## Aim
Print the entries in full, word for word, but not the pictures.
---------- Data section
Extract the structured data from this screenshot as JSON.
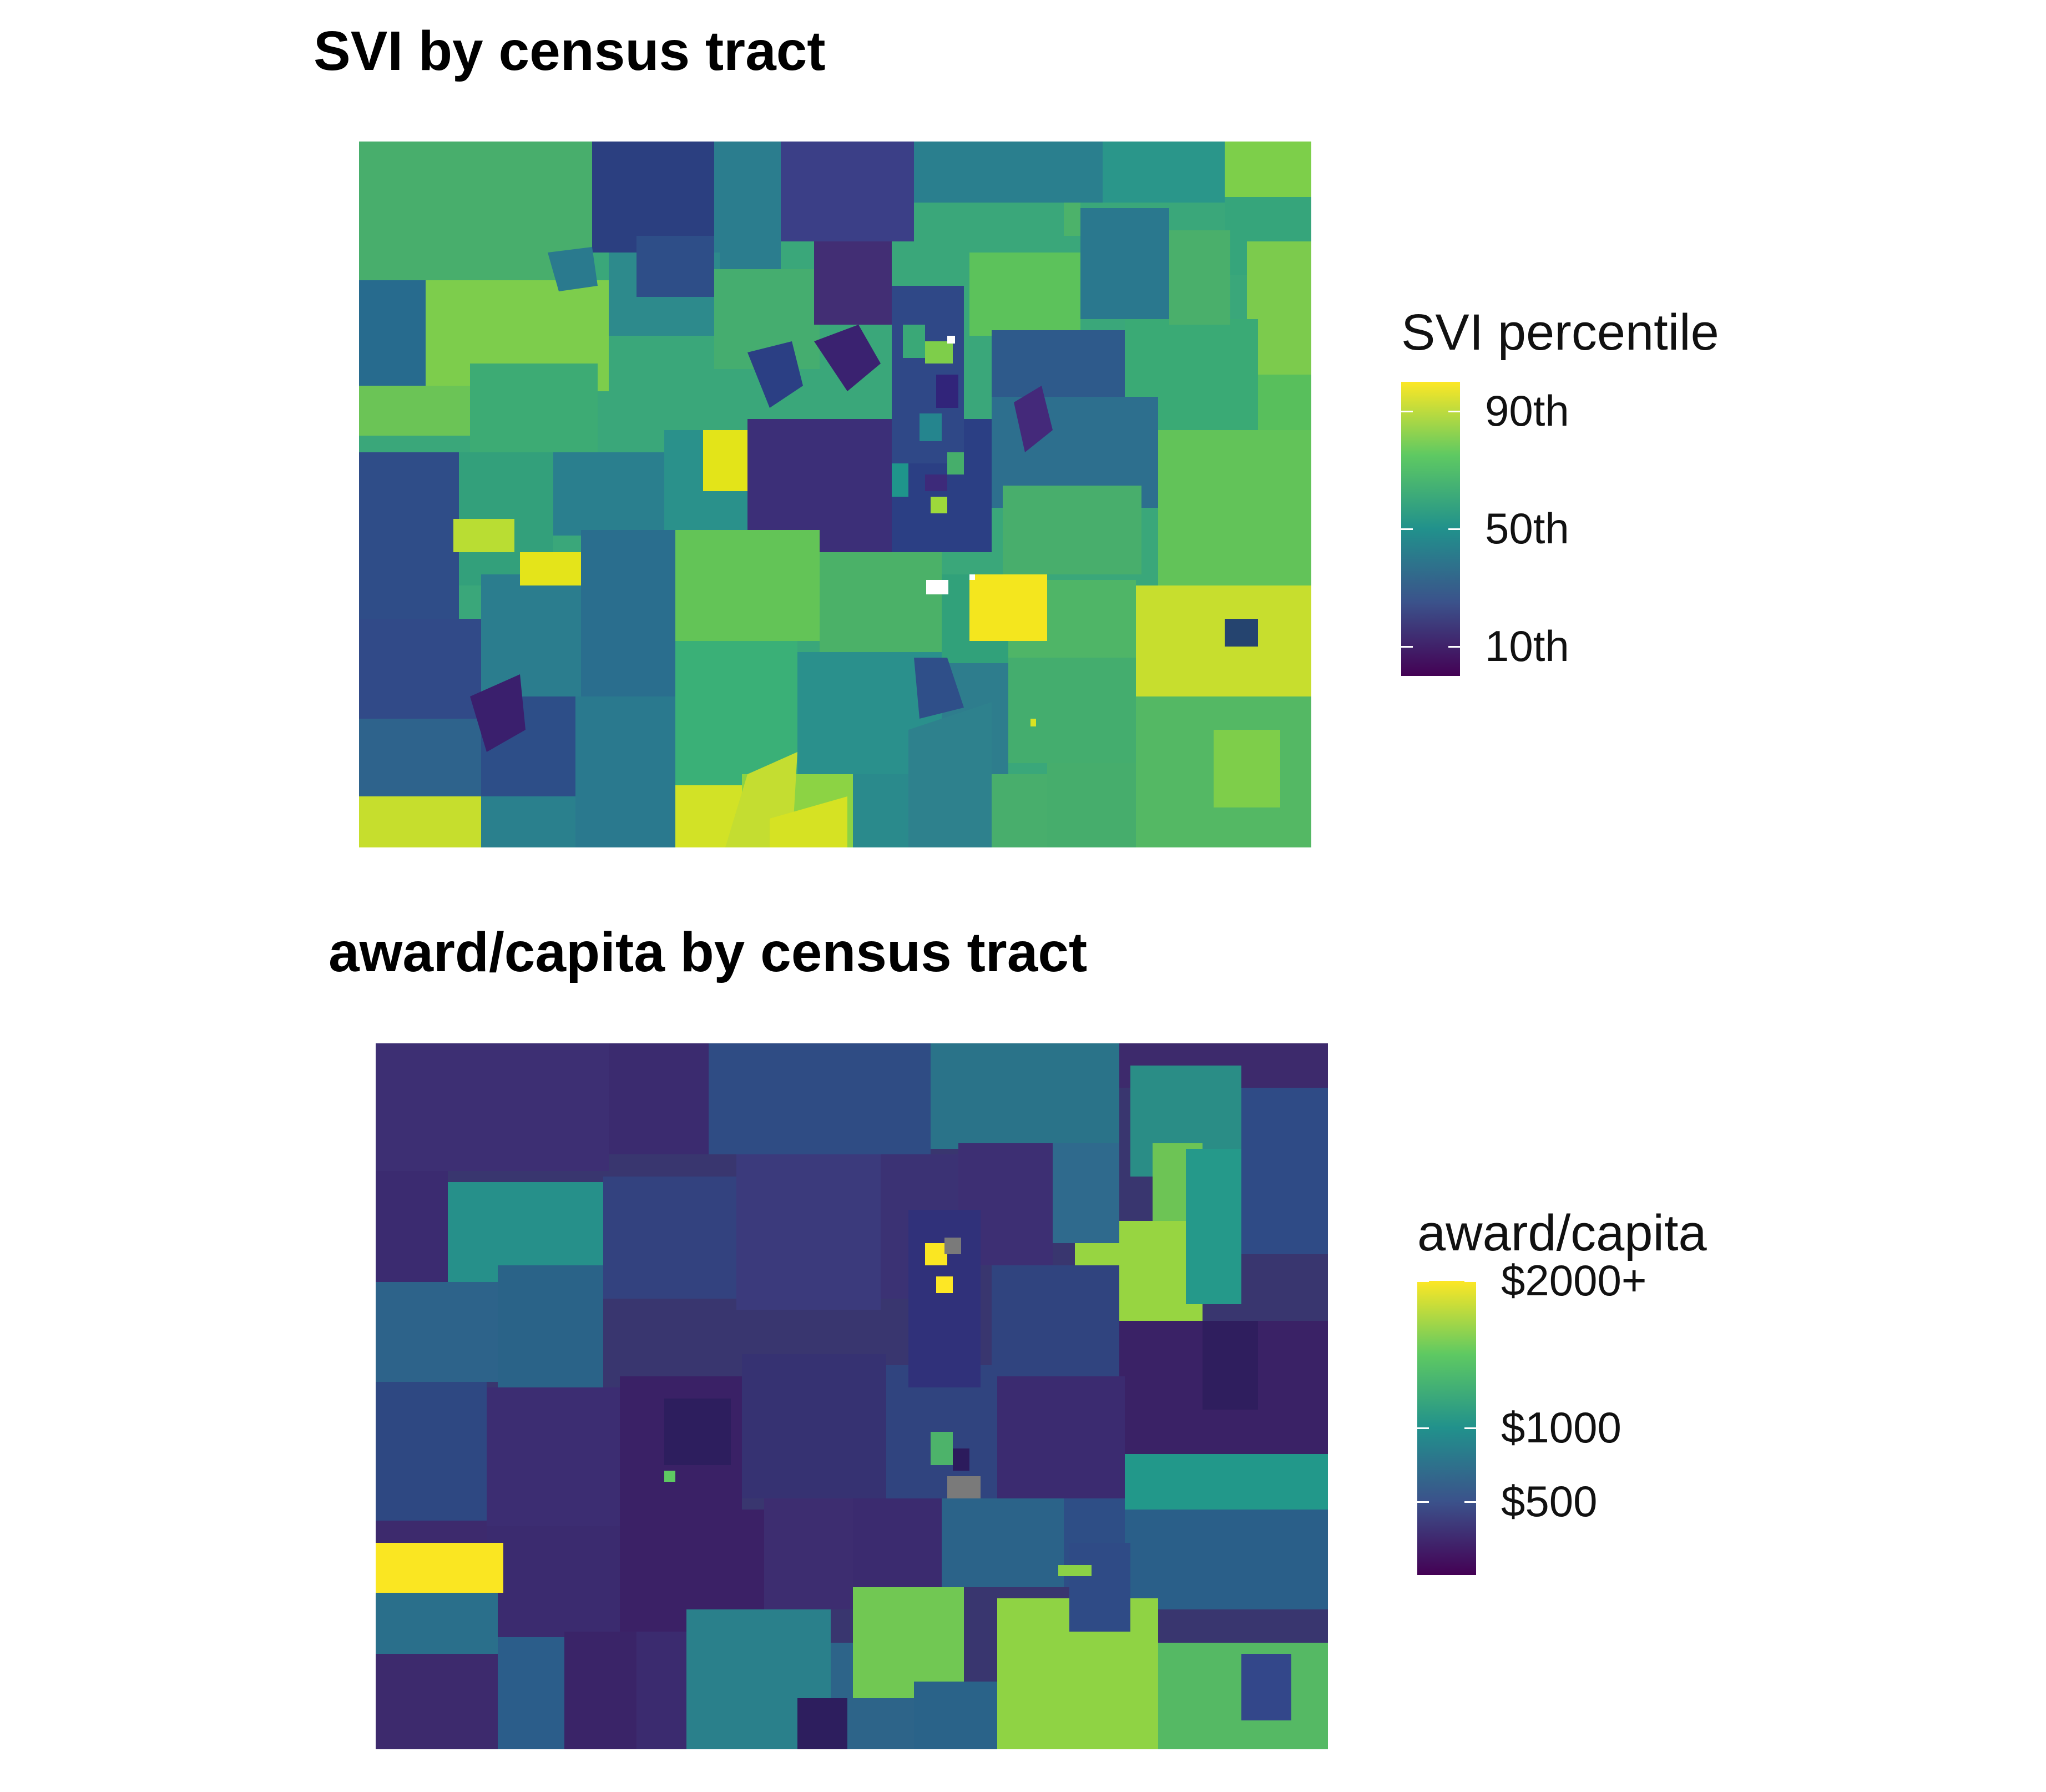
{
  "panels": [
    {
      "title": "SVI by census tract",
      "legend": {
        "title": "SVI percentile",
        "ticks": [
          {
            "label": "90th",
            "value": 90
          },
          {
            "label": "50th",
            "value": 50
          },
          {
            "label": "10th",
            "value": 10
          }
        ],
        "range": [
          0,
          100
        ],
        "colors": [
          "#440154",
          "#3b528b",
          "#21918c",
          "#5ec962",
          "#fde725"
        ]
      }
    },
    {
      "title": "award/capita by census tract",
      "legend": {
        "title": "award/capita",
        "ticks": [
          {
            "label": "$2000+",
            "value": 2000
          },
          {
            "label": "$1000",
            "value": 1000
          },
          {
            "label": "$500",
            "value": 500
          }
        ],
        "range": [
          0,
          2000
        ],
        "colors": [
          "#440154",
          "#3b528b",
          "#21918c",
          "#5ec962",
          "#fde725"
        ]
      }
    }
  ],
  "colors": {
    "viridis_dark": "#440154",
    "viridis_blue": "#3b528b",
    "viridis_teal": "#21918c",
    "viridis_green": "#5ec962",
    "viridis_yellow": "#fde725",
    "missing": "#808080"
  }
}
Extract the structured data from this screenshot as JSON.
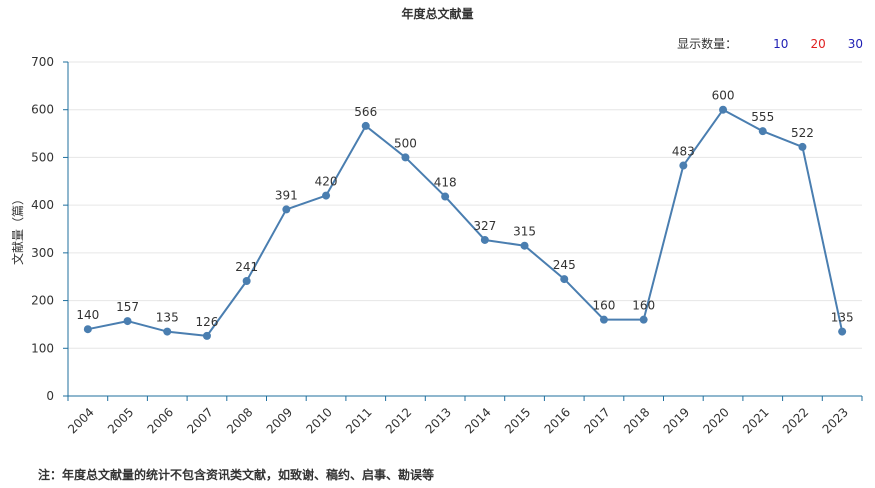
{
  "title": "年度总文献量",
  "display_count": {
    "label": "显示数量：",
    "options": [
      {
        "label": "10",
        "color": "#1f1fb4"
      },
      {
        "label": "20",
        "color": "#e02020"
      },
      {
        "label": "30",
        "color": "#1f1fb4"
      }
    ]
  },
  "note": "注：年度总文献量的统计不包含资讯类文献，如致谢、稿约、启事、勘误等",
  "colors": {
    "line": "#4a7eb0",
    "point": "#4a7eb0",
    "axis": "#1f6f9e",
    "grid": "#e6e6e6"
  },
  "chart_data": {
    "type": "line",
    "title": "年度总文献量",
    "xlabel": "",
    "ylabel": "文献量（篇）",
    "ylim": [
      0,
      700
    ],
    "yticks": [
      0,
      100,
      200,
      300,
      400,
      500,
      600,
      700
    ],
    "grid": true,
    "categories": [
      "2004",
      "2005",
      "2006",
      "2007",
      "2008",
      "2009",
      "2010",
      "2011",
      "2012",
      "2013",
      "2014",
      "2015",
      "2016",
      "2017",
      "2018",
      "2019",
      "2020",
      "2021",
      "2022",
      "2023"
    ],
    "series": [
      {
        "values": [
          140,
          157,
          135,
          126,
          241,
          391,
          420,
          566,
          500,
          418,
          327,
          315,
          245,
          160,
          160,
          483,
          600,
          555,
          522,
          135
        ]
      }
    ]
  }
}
--------------------
## The response
Extract the structured data from this screenshot as JSON.
{
  "panels": [
    {
      "title": "SVI by census tract",
      "legend": {
        "title": "SVI percentile",
        "ticks": [
          {
            "label": "90th",
            "value": 90
          },
          {
            "label": "50th",
            "value": 50
          },
          {
            "label": "10th",
            "value": 10
          }
        ],
        "range": [
          0,
          100
        ],
        "colors": [
          "#440154",
          "#3b528b",
          "#21918c",
          "#5ec962",
          "#fde725"
        ]
      }
    },
    {
      "title": "award/capita by census tract",
      "legend": {
        "title": "award/capita",
        "ticks": [
          {
            "label": "$2000+",
            "value": 2000
          },
          {
            "label": "$1000",
            "value": 1000
          },
          {
            "label": "$500",
            "value": 500
          }
        ],
        "range": [
          0,
          2000
        ],
        "colors": [
          "#440154",
          "#3b528b",
          "#21918c",
          "#5ec962",
          "#fde725"
        ]
      }
    }
  ],
  "colors": {
    "viridis_dark": "#440154",
    "viridis_blue": "#3b528b",
    "viridis_teal": "#21918c",
    "viridis_green": "#5ec962",
    "viridis_yellow": "#fde725",
    "missing": "#808080"
  }
}
Extract the structured data from this screenshot as JSON.
{
  "title": "年度总文献量",
  "display_count": {
    "label": "显示数量：",
    "options": [
      {
        "label": "10",
        "color": "#1f1fb4"
      },
      {
        "label": "20",
        "color": "#e02020"
      },
      {
        "label": "30",
        "color": "#1f1fb4"
      }
    ]
  },
  "note": "注：年度总文献量的统计不包含资讯类文献，如致谢、稿约、启事、勘误等",
  "colors": {
    "line": "#4a7eb0",
    "point": "#4a7eb0",
    "axis": "#1f6f9e",
    "grid": "#e6e6e6"
  },
  "chart_data": {
    "type": "line",
    "title": "年度总文献量",
    "xlabel": "",
    "ylabel": "文献量（篇）",
    "ylim": [
      0,
      700
    ],
    "yticks": [
      0,
      100,
      200,
      300,
      400,
      500,
      600,
      700
    ],
    "grid": true,
    "categories": [
      "2004",
      "2005",
      "2006",
      "2007",
      "2008",
      "2009",
      "2010",
      "2011",
      "2012",
      "2013",
      "2014",
      "2015",
      "2016",
      "2017",
      "2018",
      "2019",
      "2020",
      "2021",
      "2022",
      "2023"
    ],
    "series": [
      {
        "values": [
          140,
          157,
          135,
          126,
          241,
          391,
          420,
          566,
          500,
          418,
          327,
          315,
          245,
          160,
          160,
          483,
          600,
          555,
          522,
          135
        ]
      }
    ]
  }
}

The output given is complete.